[Extracted records]
>> begin
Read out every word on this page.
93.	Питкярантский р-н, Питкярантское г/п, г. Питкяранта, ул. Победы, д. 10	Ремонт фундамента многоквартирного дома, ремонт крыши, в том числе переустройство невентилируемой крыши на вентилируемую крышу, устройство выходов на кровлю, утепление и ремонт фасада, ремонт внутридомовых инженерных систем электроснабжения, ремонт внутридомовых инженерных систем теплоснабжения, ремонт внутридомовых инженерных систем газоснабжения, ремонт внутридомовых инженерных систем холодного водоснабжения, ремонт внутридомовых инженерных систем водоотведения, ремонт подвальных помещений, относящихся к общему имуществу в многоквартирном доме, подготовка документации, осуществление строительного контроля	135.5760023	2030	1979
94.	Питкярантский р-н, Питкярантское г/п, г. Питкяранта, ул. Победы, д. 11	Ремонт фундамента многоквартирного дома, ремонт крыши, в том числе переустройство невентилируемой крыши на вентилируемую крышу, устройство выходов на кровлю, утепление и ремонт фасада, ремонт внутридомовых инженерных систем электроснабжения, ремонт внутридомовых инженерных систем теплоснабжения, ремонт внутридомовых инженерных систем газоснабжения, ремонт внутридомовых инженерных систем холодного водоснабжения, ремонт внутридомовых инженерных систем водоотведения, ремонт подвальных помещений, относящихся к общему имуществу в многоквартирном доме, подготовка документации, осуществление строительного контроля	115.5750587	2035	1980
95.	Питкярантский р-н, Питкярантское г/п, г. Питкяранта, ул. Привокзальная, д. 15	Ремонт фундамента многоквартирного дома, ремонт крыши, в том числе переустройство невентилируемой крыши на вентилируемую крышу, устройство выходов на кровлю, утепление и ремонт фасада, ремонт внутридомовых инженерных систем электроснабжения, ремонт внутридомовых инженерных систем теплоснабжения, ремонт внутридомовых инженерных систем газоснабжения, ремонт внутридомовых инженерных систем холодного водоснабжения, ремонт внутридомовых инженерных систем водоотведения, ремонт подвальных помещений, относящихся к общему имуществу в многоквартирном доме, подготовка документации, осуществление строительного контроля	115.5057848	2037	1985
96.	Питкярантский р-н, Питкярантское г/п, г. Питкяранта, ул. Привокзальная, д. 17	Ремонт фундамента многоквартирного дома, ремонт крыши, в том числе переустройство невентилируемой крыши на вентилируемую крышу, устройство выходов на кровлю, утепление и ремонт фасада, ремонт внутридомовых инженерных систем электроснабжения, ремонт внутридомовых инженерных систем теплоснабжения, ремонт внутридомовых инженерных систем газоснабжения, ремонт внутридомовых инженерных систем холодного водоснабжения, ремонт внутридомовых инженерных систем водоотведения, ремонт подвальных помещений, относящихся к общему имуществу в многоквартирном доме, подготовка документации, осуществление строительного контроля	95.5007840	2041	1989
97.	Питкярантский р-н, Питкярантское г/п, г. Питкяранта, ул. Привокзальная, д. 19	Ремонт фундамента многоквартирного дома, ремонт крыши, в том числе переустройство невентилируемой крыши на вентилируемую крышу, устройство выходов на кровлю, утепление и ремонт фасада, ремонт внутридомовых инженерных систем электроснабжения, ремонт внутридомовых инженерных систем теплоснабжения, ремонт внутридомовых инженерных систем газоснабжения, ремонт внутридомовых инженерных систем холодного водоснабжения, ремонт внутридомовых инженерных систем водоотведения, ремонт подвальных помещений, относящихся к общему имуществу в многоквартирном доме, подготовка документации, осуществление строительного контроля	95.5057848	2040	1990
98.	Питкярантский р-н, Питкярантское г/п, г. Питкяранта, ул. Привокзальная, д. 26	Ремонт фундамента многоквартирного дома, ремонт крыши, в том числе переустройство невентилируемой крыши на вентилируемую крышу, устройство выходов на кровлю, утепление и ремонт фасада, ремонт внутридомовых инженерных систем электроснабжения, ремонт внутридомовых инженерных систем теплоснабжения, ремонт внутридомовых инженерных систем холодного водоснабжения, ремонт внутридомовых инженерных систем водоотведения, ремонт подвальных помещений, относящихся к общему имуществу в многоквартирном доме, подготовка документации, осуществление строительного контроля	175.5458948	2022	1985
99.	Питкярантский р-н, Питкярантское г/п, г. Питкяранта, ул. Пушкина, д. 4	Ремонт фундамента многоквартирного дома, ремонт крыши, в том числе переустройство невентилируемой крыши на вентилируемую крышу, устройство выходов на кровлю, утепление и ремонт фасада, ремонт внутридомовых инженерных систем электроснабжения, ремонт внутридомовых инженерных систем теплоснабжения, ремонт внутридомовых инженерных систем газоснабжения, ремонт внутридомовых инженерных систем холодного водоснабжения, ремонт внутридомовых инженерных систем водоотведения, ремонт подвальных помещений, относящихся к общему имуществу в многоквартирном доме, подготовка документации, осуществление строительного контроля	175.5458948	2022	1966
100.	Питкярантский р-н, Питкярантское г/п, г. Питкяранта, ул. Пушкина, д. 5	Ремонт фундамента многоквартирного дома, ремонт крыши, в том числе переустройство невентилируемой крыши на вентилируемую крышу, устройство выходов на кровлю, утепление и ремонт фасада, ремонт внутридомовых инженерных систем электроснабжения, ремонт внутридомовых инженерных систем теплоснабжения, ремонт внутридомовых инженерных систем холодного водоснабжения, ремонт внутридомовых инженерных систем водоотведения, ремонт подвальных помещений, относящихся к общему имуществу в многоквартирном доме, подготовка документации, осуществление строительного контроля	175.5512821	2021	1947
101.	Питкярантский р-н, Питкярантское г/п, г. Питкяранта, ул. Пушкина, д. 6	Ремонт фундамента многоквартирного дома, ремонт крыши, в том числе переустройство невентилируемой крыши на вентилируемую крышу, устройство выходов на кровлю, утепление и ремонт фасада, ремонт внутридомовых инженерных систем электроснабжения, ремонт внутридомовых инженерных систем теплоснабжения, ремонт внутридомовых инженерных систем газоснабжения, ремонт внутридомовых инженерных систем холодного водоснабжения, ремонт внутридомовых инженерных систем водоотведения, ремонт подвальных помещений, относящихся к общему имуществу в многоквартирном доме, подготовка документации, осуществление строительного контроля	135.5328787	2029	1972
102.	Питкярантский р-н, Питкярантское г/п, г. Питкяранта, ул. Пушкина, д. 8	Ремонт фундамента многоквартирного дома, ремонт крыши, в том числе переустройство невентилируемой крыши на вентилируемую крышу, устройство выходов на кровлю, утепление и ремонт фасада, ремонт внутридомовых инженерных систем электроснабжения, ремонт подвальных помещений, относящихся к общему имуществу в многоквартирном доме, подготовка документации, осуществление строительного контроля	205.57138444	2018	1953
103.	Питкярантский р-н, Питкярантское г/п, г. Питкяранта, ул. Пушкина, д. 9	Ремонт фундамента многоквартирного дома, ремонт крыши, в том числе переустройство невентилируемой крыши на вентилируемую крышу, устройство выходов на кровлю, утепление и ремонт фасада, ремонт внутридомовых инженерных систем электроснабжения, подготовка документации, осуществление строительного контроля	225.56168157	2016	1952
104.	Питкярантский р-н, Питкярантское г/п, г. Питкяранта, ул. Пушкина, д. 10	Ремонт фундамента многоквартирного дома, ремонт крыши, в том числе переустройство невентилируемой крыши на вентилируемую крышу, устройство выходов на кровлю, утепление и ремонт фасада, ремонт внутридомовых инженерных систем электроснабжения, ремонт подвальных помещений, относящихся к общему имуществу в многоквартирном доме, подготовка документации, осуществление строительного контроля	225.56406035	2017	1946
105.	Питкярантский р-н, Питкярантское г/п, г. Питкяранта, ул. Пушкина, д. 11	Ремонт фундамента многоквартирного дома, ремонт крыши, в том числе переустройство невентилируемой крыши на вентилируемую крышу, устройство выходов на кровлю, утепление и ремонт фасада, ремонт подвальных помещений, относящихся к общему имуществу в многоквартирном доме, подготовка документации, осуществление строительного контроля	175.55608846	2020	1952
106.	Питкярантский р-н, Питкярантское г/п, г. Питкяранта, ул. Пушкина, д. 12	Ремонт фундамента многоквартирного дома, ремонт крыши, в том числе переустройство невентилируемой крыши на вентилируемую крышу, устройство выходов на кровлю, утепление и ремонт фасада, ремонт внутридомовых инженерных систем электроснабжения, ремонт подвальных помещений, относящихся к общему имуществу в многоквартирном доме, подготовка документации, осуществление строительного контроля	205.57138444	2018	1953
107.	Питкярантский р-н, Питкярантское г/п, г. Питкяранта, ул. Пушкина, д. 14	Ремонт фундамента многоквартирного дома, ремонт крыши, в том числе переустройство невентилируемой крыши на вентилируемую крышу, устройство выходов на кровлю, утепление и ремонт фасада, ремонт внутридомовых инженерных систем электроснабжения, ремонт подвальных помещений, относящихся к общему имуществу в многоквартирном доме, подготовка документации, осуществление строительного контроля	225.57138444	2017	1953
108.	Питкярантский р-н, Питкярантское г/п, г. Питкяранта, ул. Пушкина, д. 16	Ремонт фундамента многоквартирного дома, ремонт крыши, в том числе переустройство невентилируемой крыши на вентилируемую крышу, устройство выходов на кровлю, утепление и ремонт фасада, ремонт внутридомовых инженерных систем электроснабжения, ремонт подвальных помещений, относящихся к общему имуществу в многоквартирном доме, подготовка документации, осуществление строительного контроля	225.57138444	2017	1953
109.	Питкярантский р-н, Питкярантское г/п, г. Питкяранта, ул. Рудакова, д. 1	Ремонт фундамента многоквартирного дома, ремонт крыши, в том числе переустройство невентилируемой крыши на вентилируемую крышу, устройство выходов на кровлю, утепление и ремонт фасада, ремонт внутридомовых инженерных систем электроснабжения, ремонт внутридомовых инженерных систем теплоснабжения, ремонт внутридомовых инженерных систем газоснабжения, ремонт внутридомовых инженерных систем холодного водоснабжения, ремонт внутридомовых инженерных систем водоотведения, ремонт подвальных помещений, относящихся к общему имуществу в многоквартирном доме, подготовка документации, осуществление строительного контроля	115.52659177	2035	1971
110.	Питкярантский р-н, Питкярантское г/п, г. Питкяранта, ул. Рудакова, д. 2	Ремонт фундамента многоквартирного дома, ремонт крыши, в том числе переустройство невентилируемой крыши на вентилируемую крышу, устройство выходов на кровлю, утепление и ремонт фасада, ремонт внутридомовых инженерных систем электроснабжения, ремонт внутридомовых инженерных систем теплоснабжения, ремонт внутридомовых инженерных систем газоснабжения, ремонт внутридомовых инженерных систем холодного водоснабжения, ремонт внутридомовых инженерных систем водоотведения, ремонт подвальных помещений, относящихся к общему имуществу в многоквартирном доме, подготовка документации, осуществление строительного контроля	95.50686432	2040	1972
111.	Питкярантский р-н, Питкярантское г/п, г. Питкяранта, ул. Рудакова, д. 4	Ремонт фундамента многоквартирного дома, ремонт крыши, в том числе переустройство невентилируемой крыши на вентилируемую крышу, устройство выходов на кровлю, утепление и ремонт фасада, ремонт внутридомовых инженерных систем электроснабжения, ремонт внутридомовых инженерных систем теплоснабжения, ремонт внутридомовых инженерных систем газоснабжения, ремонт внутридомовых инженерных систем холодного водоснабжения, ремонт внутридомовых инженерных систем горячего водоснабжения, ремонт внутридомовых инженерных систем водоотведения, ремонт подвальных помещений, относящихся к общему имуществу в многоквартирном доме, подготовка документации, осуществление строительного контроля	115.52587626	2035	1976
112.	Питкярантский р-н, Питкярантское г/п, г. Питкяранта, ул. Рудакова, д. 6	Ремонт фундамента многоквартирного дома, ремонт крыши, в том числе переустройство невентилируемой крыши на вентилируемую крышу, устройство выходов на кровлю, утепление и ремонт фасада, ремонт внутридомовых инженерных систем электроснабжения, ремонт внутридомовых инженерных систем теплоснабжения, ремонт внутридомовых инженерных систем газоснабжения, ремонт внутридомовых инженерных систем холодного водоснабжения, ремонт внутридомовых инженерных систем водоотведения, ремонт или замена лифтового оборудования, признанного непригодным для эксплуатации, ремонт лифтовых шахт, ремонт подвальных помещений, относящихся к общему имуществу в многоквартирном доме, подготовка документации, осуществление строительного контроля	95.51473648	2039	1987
>> end
Description of the task: Tally how many lines of the records hold the word "Победы". Answer with the number only.

Output of the exercise: 2